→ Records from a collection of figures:
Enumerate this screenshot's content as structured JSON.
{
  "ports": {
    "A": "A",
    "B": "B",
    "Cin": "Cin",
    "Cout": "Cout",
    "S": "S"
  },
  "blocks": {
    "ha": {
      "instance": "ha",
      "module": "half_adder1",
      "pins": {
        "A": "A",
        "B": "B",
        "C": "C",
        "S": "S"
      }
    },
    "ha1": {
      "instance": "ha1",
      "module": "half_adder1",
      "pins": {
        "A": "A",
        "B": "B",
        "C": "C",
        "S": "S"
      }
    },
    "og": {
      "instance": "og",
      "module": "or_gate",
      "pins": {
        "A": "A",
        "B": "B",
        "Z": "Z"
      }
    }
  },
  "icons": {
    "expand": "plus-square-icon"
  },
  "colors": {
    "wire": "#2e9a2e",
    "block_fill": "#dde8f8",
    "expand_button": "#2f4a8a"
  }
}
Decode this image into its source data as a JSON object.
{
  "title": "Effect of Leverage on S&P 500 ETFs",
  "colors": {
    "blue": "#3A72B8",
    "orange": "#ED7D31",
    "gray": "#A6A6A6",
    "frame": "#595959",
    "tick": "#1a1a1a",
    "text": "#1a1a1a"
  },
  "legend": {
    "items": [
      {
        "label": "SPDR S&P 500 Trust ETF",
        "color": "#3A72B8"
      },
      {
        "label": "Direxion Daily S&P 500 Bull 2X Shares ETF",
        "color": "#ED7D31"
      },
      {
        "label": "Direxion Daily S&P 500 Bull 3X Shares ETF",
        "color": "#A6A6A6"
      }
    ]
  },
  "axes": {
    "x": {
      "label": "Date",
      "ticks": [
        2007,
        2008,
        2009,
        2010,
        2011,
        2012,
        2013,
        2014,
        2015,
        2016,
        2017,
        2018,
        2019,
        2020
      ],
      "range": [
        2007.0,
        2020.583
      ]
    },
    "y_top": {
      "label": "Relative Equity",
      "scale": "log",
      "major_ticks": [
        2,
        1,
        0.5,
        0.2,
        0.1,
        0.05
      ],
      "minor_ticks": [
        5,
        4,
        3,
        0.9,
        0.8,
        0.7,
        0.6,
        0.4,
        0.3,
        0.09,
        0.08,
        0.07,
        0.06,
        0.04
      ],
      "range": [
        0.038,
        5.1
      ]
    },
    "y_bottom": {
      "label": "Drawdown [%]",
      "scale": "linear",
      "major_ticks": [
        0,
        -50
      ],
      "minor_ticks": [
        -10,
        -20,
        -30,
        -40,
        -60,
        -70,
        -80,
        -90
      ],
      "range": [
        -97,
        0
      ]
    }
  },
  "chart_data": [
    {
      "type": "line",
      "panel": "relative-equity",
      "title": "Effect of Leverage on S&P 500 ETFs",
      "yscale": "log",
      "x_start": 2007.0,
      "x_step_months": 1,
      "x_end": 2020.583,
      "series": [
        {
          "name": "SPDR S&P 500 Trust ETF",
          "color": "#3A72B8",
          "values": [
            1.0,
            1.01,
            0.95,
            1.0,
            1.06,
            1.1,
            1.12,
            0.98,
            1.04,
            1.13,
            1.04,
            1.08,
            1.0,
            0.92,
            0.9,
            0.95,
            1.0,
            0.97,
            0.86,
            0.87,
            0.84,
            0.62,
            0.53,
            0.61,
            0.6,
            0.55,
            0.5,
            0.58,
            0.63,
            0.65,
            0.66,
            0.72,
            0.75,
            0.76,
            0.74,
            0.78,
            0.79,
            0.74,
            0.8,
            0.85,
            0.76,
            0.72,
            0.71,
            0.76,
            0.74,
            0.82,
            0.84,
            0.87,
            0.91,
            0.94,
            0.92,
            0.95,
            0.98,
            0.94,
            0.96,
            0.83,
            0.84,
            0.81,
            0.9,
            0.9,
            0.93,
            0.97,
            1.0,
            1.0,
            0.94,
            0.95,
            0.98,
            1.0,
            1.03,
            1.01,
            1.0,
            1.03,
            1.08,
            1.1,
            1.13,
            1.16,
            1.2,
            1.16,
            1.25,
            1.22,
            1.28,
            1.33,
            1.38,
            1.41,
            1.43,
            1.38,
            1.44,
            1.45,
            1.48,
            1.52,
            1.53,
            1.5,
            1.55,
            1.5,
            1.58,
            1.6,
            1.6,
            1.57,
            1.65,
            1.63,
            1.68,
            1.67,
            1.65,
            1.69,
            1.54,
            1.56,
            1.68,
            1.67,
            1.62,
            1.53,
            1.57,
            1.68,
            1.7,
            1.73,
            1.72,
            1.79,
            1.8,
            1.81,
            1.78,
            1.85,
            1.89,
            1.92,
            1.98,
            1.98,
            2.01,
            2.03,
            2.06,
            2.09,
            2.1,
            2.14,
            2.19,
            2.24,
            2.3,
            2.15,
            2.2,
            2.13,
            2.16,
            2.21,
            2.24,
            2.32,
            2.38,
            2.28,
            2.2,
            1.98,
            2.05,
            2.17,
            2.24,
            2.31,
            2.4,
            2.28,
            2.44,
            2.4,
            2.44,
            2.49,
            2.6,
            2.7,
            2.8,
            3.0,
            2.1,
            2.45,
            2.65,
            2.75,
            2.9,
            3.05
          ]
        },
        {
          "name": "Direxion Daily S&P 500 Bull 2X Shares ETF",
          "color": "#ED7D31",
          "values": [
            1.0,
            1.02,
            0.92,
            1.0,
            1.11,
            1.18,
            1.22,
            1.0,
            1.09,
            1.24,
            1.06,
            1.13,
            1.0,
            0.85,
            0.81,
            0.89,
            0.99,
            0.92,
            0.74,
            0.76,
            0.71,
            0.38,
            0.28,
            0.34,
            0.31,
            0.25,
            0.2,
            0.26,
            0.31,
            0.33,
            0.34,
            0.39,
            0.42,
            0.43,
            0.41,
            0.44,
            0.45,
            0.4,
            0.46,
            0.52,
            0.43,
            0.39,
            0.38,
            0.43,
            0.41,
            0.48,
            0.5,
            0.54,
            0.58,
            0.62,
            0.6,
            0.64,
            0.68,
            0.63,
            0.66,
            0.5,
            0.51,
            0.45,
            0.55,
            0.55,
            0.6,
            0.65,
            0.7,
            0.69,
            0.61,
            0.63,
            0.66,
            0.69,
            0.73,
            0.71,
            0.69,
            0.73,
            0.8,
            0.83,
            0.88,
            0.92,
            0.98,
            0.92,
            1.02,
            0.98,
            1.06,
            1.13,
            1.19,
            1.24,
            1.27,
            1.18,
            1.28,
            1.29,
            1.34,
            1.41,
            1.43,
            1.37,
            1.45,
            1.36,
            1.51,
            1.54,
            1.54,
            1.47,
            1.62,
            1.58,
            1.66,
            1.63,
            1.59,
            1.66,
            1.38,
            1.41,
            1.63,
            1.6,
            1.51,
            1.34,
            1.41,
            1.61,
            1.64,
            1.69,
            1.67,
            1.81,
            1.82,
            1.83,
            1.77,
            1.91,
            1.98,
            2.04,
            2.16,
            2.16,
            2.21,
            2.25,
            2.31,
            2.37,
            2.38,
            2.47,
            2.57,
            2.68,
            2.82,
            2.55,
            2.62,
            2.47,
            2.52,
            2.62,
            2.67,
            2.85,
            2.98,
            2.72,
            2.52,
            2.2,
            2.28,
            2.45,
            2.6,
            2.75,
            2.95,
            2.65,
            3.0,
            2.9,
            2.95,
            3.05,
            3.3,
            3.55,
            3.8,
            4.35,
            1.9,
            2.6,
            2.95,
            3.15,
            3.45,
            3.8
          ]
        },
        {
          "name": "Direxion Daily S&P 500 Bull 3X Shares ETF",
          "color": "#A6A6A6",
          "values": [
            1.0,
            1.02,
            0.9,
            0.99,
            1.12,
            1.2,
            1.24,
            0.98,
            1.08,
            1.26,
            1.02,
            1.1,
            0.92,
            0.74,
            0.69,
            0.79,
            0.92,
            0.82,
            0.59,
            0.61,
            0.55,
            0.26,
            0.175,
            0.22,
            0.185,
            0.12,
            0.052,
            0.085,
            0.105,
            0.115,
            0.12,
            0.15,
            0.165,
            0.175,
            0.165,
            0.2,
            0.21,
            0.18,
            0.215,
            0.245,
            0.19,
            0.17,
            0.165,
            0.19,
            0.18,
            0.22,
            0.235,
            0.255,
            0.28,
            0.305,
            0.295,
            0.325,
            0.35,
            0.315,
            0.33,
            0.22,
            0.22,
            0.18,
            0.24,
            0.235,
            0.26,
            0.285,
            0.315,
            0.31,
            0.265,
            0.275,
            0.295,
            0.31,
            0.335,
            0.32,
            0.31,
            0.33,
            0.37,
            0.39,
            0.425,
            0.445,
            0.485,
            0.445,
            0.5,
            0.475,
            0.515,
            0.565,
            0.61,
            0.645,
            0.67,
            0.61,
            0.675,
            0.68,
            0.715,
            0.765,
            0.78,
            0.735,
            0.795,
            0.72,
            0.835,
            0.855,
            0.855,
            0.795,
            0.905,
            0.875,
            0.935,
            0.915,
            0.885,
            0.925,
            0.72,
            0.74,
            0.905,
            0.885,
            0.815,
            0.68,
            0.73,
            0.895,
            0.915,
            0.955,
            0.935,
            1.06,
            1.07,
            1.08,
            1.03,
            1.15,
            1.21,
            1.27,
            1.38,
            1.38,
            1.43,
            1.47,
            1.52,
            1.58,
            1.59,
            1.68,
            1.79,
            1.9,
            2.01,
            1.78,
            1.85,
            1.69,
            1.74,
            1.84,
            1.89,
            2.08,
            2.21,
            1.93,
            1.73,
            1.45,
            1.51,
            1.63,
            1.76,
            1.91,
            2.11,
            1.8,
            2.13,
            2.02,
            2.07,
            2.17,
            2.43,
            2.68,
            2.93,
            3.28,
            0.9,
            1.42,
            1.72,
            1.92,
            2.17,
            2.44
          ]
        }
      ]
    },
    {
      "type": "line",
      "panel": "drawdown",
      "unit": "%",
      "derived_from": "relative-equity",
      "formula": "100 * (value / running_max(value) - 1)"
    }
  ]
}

→ INSTRUCTION: State how many lines of the listing include "Daily", and nothing more.

→ SOLUTION: 4